Your task is to print all of the data word for word.

[begin Recorded information]

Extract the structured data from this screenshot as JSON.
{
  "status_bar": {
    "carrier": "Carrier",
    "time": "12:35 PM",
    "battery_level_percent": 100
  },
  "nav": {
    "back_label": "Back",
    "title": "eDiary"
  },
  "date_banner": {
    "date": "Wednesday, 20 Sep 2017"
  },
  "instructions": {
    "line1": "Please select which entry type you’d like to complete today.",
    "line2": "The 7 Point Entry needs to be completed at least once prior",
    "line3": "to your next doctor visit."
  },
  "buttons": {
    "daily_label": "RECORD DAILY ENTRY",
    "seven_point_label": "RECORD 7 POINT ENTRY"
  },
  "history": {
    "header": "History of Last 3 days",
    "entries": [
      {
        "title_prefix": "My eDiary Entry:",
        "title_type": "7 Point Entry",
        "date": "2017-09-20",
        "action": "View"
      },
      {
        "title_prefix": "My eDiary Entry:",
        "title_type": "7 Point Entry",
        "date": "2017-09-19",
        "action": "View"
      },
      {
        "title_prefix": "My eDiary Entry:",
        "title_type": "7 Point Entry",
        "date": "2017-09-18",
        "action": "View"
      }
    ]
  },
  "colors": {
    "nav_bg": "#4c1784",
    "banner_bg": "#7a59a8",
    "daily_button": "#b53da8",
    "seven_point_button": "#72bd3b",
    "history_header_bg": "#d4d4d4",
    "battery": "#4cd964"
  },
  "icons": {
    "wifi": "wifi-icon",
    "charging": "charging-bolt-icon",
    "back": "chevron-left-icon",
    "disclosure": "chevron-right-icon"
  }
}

[end Recorded information]

## [The answer]
Extract the structured data from this screenshot as JSON.
{
  "status_bar": {
    "carrier": "Carrier",
    "time": "12:35 PM",
    "battery_level_percent": 100
  },
  "nav": {
    "back_label": "Back",
    "title": "eDiary"
  },
  "date_banner": {
    "date": "Wednesday, 20 Sep 2017"
  },
  "instructions": {
    "line1": "Please select which entry type you’d like to complete today.",
    "line2": "The 7 Point Entry needs to be completed at least once prior",
    "line3": "to your next doctor visit."
  },
  "buttons": {
    "daily_label": "RECORD DAILY ENTRY",
    "seven_point_label": "RECORD 7 POINT ENTRY"
  },
  "history": {
    "header": "History of Last 3 days",
    "entries": [
      {
        "title_prefix": "My eDiary Entry:",
        "title_type": "7 Point Entry",
        "date": "2017-09-20",
        "action": "View"
      },
      {
        "title_prefix": "My eDiary Entry:",
        "title_type": "7 Point Entry",
        "date": "2017-09-19",
        "action": "View"
      },
      {
        "title_prefix": "My eDiary Entry:",
        "title_type": "7 Point Entry",
        "date": "2017-09-18",
        "action": "View"
      }
    ]
  },
  "colors": {
    "nav_bg": "#4c1784",
    "banner_bg": "#7a59a8",
    "daily_button": "#b53da8",
    "seven_point_button": "#72bd3b",
    "history_header_bg": "#d4d4d4",
    "battery": "#4cd964"
  },
  "icons": {
    "wifi": "wifi-icon",
    "charging": "charging-bolt-icon",
    "back": "chevron-left-icon",
    "disclosure": "chevron-right-icon"
  }
}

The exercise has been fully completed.